## THE PROBLEM
Print every record below exactly as written.

——

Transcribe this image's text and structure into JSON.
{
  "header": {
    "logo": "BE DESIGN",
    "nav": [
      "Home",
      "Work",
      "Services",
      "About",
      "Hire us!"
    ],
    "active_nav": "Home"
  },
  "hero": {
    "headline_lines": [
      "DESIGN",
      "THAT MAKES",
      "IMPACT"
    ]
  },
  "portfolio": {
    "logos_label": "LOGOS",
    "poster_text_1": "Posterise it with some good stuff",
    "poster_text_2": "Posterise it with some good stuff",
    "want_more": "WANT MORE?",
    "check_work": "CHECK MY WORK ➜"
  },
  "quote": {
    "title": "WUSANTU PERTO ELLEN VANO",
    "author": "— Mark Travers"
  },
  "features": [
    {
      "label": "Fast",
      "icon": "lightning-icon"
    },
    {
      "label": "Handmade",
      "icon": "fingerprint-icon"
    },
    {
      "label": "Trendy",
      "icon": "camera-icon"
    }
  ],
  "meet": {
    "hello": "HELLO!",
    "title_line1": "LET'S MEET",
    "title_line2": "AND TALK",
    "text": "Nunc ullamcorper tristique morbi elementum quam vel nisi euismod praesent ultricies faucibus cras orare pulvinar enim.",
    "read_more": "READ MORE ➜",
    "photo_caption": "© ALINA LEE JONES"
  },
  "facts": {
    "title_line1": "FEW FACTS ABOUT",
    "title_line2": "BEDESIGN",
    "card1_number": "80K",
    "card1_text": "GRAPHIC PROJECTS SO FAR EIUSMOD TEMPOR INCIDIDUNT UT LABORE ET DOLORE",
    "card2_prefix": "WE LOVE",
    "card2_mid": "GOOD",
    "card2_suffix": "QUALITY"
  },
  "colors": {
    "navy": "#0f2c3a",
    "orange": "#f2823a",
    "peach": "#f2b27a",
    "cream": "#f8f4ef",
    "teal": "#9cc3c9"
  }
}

——

## CORRECT ANSWER
Transcribe this image's text and structure into JSON.
{
  "header": {
    "logo": "BE DESIGN",
    "nav": [
      "Home",
      "Work",
      "Services",
      "About",
      "Hire us!"
    ],
    "active_nav": "Home"
  },
  "hero": {
    "headline_lines": [
      "DESIGN",
      "THAT MAKES",
      "IMPACT"
    ]
  },
  "portfolio": {
    "logos_label": "LOGOS",
    "poster_text_1": "Posterise it with some good stuff",
    "poster_text_2": "Posterise it with some good stuff",
    "want_more": "WANT MORE?",
    "check_work": "CHECK MY WORK ➜"
  },
  "quote": {
    "title": "WUSANTU PERTO ELLEN VANO",
    "author": "— Mark Travers"
  },
  "features": [
    {
      "label": "Fast",
      "icon": "lightning-icon"
    },
    {
      "label": "Handmade",
      "icon": "fingerprint-icon"
    },
    {
      "label": "Trendy",
      "icon": "camera-icon"
    }
  ],
  "meet": {
    "hello": "HELLO!",
    "title_line1": "LET'S MEET",
    "title_line2": "AND TALK",
    "text": "Nunc ullamcorper tristique morbi elementum quam vel nisi euismod praesent ultricies faucibus cras orare pulvinar enim.",
    "read_more": "READ MORE ➜",
    "photo_caption": "© ALINA LEE JONES"
  },
  "facts": {
    "title_line1": "FEW FACTS ABOUT",
    "title_line2": "BEDESIGN",
    "card1_number": "80K",
    "card1_text": "GRAPHIC PROJECTS SO FAR EIUSMOD TEMPOR INCIDIDUNT UT LABORE ET DOLORE",
    "card2_prefix": "WE LOVE",
    "card2_mid": "GOOD",
    "card2_suffix": "QUALITY"
  },
  "colors": {
    "navy": "#0f2c3a",
    "orange": "#f2823a",
    "peach": "#f2b27a",
    "cream": "#f8f4ef",
    "teal": "#9cc3c9"
  }
}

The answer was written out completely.